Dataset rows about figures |
************
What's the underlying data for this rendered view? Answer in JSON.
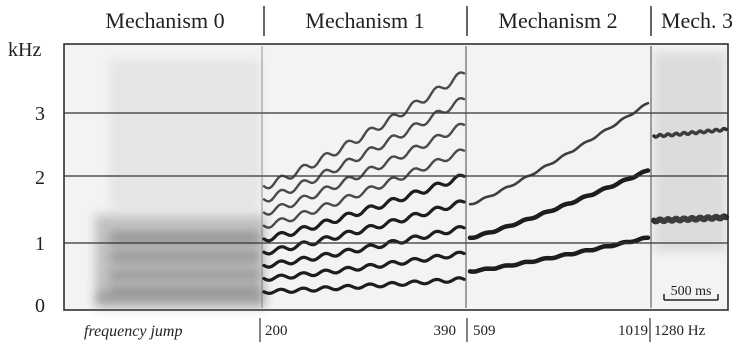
{
  "header": {
    "mechanisms": [
      "Mechanism 0",
      "Mechanism 1",
      "Mechanism 2",
      "Mech. 3"
    ]
  },
  "y_axis": {
    "unit": "kHz",
    "ticks": [
      "3",
      "2",
      "1",
      "0"
    ]
  },
  "footer": {
    "caption": "frequency jump",
    "markers": [
      "200",
      "390",
      "509",
      "1019",
      "1280 Hz"
    ]
  },
  "scale_bar": {
    "label": "500 ms"
  },
  "colors": {
    "ink": "#222222",
    "spectrogram_background": "#f2f2f2",
    "harmonic": "#111111"
  }
}
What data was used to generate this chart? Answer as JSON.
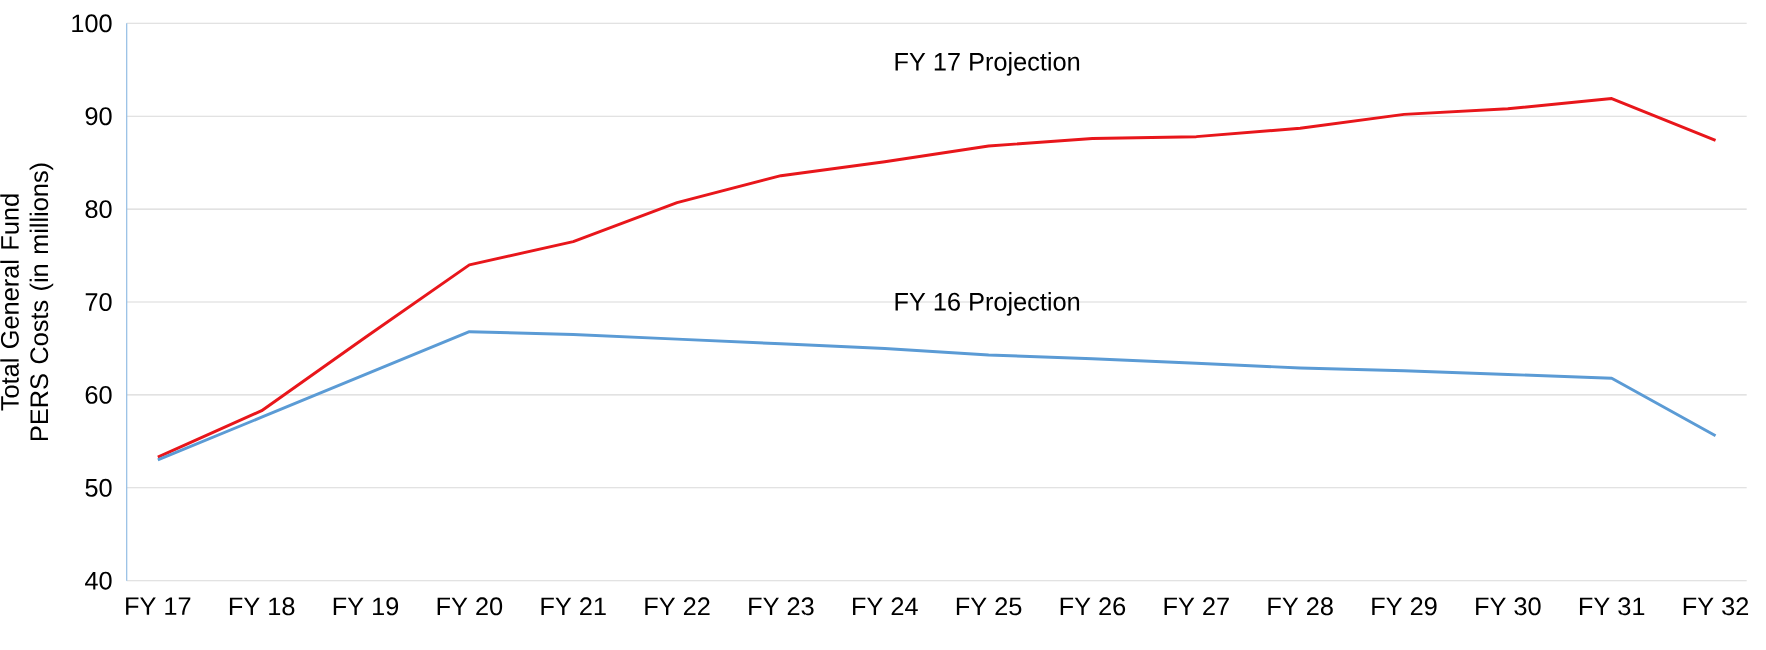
{
  "chart_data": {
    "type": "line",
    "ylabel": "Total General Fund PERS Costs (in millions)",
    "categories": [
      "FY 17",
      "FY 18",
      "FY 19",
      "FY 20",
      "FY 21",
      "FY 22",
      "FY 23",
      "FY 24",
      "FY 25",
      "FY 26",
      "FY 27",
      "FY 28",
      "FY 29",
      "FY 30",
      "FY 31",
      "FY 32"
    ],
    "series": [
      {
        "color": "#e8161b",
        "values": [
          53.3,
          58.3,
          66.2,
          74.0,
          76.5,
          80.7,
          83.6,
          85.1,
          86.8,
          87.6,
          87.8,
          88.7,
          90.2,
          90.8,
          91.9,
          87.4
        ]
      },
      {
        "color": "#5b9bd5",
        "values": [
          53.0,
          57.6,
          62.2,
          66.8,
          66.5,
          66.0,
          65.5,
          65.0,
          64.3,
          63.9,
          63.4,
          62.9,
          62.6,
          62.2,
          61.8,
          55.6
        ]
      }
    ],
    "annotations": [
      "FY 17 Projection",
      "FY 16 Projection"
    ],
    "ylim": [
      40,
      100
    ],
    "yticks": [
      40,
      50,
      60,
      70,
      80,
      90,
      100
    ],
    "grid": "y",
    "marker": "none",
    "line_style": "solid"
  }
}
************
The task | The pictures should not appear in the copy; every other part of the records above must be returned exactly.

The output |
What's the underlying data for this rendered view? Answer in JSON.
{
  "header": {
    "mechanisms": [
      "Mechanism 0",
      "Mechanism 1",
      "Mechanism 2",
      "Mech. 3"
    ]
  },
  "y_axis": {
    "unit": "kHz",
    "ticks": [
      "3",
      "2",
      "1",
      "0"
    ]
  },
  "footer": {
    "caption": "frequency jump",
    "markers": [
      "200",
      "390",
      "509",
      "1019",
      "1280 Hz"
    ]
  },
  "scale_bar": {
    "label": "500 ms"
  },
  "colors": {
    "ink": "#222222",
    "spectrogram_background": "#f2f2f2",
    "harmonic": "#111111"
  }
}
What data was used to generate this chart? Answer as JSON.
{
  "chart_data": {
    "type": "line",
    "ylabel": "Total General Fund PERS Costs (in millions)",
    "categories": [
      "FY 17",
      "FY 18",
      "FY 19",
      "FY 20",
      "FY 21",
      "FY 22",
      "FY 23",
      "FY 24",
      "FY 25",
      "FY 26",
      "FY 27",
      "FY 28",
      "FY 29",
      "FY 30",
      "FY 31",
      "FY 32"
    ],
    "series": [
      {
        "color": "#e8161b",
        "values": [
          53.3,
          58.3,
          66.2,
          74.0,
          76.5,
          80.7,
          83.6,
          85.1,
          86.8,
          87.6,
          87.8,
          88.7,
          90.2,
          90.8,
          91.9,
          87.4
        ]
      },
      {
        "color": "#5b9bd5",
        "values": [
          53.0,
          57.6,
          62.2,
          66.8,
          66.5,
          66.0,
          65.5,
          65.0,
          64.3,
          63.9,
          63.4,
          62.9,
          62.6,
          62.2,
          61.8,
          55.6
        ]
      }
    ],
    "annotations": [
      "FY 17 Projection",
      "FY 16 Projection"
    ],
    "ylim": [
      40,
      100
    ],
    "yticks": [
      40,
      50,
      60,
      70,
      80,
      90,
      100
    ],
    "grid": "y",
    "marker": "none",
    "line_style": "solid"
  }
}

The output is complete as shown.